*WORK REQUIRED:* Look for "发酵食品微生物" in each line of the entries, and return the matching lines.

Data entries:
**********

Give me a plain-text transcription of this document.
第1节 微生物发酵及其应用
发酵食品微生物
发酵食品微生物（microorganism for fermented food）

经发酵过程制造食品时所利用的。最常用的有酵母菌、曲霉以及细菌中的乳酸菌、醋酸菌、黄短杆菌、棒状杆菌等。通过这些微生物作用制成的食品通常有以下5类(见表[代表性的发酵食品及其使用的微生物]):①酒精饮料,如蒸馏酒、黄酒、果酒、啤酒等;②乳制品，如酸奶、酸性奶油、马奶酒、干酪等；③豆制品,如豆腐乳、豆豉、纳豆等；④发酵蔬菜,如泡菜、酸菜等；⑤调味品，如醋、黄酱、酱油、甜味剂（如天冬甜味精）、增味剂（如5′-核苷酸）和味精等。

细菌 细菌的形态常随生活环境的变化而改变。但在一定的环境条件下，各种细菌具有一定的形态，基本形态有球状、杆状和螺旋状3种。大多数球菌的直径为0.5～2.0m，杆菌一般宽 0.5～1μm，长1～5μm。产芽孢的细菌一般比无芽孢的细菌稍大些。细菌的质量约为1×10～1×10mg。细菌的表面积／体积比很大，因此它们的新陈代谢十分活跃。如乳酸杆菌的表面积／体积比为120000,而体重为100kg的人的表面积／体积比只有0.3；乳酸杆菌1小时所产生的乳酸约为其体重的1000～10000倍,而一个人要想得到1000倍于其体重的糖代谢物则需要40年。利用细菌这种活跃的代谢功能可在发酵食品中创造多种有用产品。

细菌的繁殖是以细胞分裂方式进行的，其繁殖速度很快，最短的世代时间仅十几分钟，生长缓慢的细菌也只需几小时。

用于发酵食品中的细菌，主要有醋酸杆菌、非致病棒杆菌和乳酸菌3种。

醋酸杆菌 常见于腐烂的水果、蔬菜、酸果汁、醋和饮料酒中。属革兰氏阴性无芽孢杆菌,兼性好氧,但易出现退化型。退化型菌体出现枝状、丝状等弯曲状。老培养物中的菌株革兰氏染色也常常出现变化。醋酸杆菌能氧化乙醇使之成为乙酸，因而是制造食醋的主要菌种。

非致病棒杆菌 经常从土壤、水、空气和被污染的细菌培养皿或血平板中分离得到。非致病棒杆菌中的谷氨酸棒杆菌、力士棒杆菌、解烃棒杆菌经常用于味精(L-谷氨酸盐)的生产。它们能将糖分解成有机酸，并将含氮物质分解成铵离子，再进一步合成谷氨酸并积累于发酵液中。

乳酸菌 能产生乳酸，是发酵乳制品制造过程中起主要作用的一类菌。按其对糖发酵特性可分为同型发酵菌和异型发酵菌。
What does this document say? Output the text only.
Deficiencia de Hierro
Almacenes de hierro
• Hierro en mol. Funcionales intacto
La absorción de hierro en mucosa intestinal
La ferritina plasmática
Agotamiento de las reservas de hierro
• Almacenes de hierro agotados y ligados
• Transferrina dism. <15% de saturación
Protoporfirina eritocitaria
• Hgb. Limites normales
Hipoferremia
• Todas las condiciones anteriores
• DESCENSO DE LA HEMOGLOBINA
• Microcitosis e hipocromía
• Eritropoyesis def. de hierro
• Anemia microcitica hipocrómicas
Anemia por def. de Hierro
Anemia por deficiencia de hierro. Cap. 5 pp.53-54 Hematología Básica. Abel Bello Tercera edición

**********

*ANSWER TO THE EXERCISE:*
发酵食品微生物
发酵食品微生物（microorganism for fermented food）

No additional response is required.